--- begin Passage ---
# Datadog MCP for AI Agents MCP

> Datadog provides full observability over your entire infrastructure, applications, and logs through natural conversation. Your AI client can query raw metrics, search structured error logs, track incidents, and audit service health without you ever having to open a dashboard.

## Overview
- **Category:** loved-by-devs
- **Price:** Free
- **Tags:** apm, infrastructure-monitoring, incident-response, metrics-querying, alerting, cloud-ops

## Description

Managing complex systems means jumping between dashboards, log viewers, and metric graphs—it's exhausting. This MCP connects your existing Datadog account directly to your AI agent, giving it the power to act as a dedicated Site Reliability Engineer (SRE). Instead of clicking through tabs, you just talk to your client. You can ask about resource bottlenecks across specific hosts or check if a recent deployment broke an endpoint. The tool lets you search logs using complex filters, audit service level objectives (SLOs), and even list all active alerts so you know exactly what needs attention. If you're already managing observability tools in the Vinkius catalog, adding this MCP means consolidating your entire operational knowledge base into one conversation with your AI agent.
--- end Passage ---
--- begin Record excerpts ---
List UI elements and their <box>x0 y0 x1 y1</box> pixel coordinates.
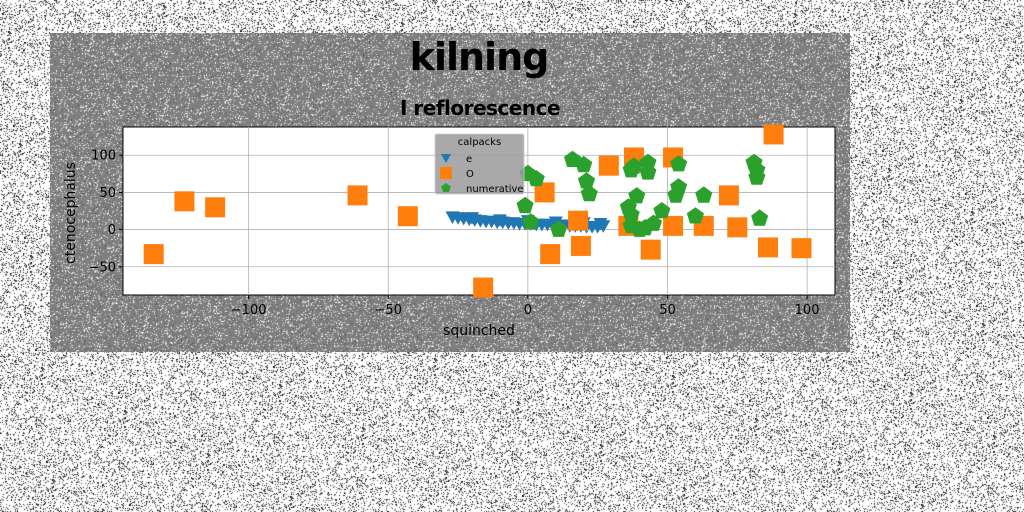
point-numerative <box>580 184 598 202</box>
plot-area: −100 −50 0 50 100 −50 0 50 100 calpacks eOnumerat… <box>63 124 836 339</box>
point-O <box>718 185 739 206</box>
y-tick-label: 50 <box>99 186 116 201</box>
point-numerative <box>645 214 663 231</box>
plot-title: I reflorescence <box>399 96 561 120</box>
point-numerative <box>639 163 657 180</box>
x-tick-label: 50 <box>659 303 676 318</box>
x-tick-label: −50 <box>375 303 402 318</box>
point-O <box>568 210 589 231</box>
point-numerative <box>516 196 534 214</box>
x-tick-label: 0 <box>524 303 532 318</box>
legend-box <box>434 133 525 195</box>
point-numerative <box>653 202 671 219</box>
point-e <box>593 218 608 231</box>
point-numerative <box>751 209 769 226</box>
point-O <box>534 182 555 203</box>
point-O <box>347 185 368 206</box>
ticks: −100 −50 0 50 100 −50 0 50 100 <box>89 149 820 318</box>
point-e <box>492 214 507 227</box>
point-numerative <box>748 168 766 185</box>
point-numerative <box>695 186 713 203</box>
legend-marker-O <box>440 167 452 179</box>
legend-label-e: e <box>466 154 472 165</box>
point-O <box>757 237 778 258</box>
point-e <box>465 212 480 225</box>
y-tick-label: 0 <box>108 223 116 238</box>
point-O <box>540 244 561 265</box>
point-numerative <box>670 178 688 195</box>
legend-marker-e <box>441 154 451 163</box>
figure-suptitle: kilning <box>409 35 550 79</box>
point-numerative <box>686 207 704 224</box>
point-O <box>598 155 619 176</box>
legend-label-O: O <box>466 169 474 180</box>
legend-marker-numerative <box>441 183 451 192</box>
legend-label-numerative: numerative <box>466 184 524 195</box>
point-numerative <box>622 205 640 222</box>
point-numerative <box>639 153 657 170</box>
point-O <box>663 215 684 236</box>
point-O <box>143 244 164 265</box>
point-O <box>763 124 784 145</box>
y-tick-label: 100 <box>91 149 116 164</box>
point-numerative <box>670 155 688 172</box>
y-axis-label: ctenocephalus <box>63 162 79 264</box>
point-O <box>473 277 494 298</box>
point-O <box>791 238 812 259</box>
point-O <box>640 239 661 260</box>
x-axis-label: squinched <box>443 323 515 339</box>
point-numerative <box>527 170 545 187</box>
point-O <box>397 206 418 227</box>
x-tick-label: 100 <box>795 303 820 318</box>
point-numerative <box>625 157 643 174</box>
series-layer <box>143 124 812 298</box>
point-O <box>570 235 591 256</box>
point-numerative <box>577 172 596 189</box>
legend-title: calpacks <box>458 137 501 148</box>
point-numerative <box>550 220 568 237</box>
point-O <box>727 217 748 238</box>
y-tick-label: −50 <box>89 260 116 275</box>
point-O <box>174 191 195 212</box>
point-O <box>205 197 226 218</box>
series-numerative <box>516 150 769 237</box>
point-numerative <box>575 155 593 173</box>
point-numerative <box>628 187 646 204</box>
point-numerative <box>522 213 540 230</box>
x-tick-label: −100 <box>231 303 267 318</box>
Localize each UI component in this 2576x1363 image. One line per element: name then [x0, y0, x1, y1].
--- end Record excerpts ---
*Task set:*
- 1) Answer these from the Datadog MCP page:
(a) What price does the overview list?
(b) What role does the description say the MCP lets the AI agent act as?
(c) According to the summary, which three things can the AI client do besides querying raw metrics?
- 2) Pick up the Datadog MCP page where it ends and carry it further.

*Results for each task:*
- 1)
(a) Free.
(b) A dedicated Site Reliability Engineer (SRE).
(c) Search structured error logs, track incidents, and audit service health.

- 2)
## Tools

### create_monitor
Creates a new alert monitor based on specified criteria like metric thresholds, anomaly detection, or service checks.

### list_dashboards
Retrieves a list of all available dashboards so you can identify the right view for your investigation.

### get_dashboard
Fetches specific details about one dashboard using its unique ID.

### get_monitor
Gets detailed information for a single, specified monitor by its numeric ID.

### list_hosts
Lists all monitored servers and hosts, providing key metrics summary and filtering options by tags.

### list_incidents
Retrieves a record of current or resolved incidents, showing severity, responder assignments, and postmortem status.

### list_monitors
Lists every active monitor, allowing you to audit your overall alerting coverage across different types (metric, log, etc.).

### mute_monitor
Temporarily silences a specified alert monitor during planned maintenance or known issues.

### query_metrics
Runs detailed queries against time-series metric data, analyzing trends for specific metrics within defined time ranges.

### search_logs
Searches through large volumes of log events using advanced filters like service name or status code to find contextual errors.

### list_slos
Retrieves all defined Service Level Objectives, which track the target availability percentage for your services.

### list_synthetics_tests
Lists automated synthetic tests to verify that key endpoints and user journeys are actively monitored.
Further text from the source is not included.